(Data records)
----------------

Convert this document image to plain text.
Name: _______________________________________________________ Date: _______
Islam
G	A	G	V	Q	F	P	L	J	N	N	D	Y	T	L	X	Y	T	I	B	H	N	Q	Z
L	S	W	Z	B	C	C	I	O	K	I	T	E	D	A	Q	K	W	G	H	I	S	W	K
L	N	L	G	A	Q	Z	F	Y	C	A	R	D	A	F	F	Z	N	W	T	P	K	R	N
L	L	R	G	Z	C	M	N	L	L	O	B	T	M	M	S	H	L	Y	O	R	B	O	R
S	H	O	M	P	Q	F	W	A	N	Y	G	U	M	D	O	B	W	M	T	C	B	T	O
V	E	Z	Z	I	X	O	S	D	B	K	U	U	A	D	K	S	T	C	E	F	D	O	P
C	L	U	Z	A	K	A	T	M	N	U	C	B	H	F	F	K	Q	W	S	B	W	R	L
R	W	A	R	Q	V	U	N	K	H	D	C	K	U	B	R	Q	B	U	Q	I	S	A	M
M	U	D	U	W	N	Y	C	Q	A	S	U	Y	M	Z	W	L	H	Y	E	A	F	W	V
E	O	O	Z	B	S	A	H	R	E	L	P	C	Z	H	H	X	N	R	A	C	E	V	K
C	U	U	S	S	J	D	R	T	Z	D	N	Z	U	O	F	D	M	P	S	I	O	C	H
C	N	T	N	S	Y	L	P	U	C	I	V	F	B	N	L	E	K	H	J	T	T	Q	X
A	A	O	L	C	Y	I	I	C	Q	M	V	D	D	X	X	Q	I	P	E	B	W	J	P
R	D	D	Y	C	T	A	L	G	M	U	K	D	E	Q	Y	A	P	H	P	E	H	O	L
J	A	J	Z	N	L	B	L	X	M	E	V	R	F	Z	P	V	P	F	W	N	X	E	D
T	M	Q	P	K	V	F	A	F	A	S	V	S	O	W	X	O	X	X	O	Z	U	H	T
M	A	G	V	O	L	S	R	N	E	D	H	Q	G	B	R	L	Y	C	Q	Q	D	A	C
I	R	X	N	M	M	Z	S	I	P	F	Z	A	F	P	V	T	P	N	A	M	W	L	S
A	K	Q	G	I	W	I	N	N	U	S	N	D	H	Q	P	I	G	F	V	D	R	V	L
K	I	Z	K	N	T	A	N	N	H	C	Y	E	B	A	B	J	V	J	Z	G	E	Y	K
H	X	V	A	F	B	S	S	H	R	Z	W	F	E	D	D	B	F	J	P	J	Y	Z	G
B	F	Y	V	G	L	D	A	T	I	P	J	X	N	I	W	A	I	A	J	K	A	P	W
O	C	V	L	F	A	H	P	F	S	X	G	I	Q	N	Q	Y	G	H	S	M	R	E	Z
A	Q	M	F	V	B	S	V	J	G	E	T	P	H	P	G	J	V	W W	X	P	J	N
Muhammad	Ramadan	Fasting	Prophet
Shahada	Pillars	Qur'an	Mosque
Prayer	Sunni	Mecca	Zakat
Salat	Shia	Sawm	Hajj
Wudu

----------------

### [Instructions to follow]
Your task is to repeat every entry exactly.

### [Problem solution]
Convert this document image to plain text.
Name: _______________________________________________________ Date: _______
Islam
G	A	G	V	Q	F	P	L	J	N	N	D	Y	T	L	X	Y	T	I	B	H	N	Q	Z
L	S	W	Z	B	C	C	I	O	K	I	T	E	D	A	Q	K	W	G	H	I	S	W	K
L	N	L	G	A	Q	Z	F	Y	C	A	R	D	A	F	F	Z	N	W	T	P	K	R	N
L	L	R	G	Z	C	M	N	L	L	O	B	T	M	M	S	H	L	Y	O	R	B	O	R
S	H	O	M	P	Q	F	W	A	N	Y	G	U	M	D	O	B	W	M	T	C	B	T	O
V	E	Z	Z	I	X	O	S	D	B	K	U	U	A	D	K	S	T	C	E	F	D	O	P
C	L	U	Z	A	K	A	T	M	N	U	C	B	H	F	F	K	Q	W	S	B	W	R	L
R	W	A	R	Q	V	U	N	K	H	D	C	K	U	B	R	Q	B	U	Q	I	S	A	M
M	U	D	U	W	N	Y	C	Q	A	S	U	Y	M	Z	W	L	H	Y	E	A	F	W	V
E	O	O	Z	B	S	A	H	R	E	L	P	C	Z	H	H	X	N	R	A	C	E	V	K
C	U	U	S	S	J	D	R	T	Z	D	N	Z	U	O	F	D	M	P	S	I	O	C	H
C	N	T	N	S	Y	L	P	U	C	I	V	F	B	N	L	E	K	H	J	T	T	Q	X
A	A	O	L	C	Y	I	I	C	Q	M	V	D	D	X	X	Q	I	P	E	B	W	J	P
R	D	D	Y	C	T	A	L	G	M	U	K	D	E	Q	Y	A	P	H	P	E	H	O	L
J	A	J	Z	N	L	B	L	X	M	E	V	R	F	Z	P	V	P	F	W	N	X	E	D
T	M	Q	P	K	V	F	A	F	A	S	V	S	O	W	X	O	X	X	O	Z	U	H	T
M	A	G	V	O	L	S	R	N	E	D	H	Q	G	B	R	L	Y	C	Q	Q	D	A	C
I	R	X	N	M	M	Z	S	I	P	F	Z	A	F	P	V	T	P	N	A	M	W	L	S
A	K	Q	G	I	W	I	N	N	U	S	N	D	H	Q	P	I	G	F	V	D	R	V	L
K	I	Z	K	N	T	A	N	N	H	C	Y	E	B	A	B	J	V	J	Z	G	E	Y	K
H	X	V	A	F	B	S	S	H	R	Z	W	F	E	D	D	B	F	J	P	J	Y	Z	G
B	F	Y	V	G	L	D	A	T	I	P	J	X	N	I	W	A	I	A	J	K	A	P	W
O	C	V	L	F	A	H	P	F	S	X	G	I	Q	N	Q	Y	G	H	S	M	R	E	Z
A	Q	M	F	V	B	S	V	J	G	E	T	P	H	P	G	J	V	W W	X	P	J	N
Muhammad	Ramadan	Fasting	Prophet
Shahada	Pillars	Qur'an	Mosque
Prayer	Sunni	Mecca	Zakat
Salat	Shia	Sawm	Hajj
Wudu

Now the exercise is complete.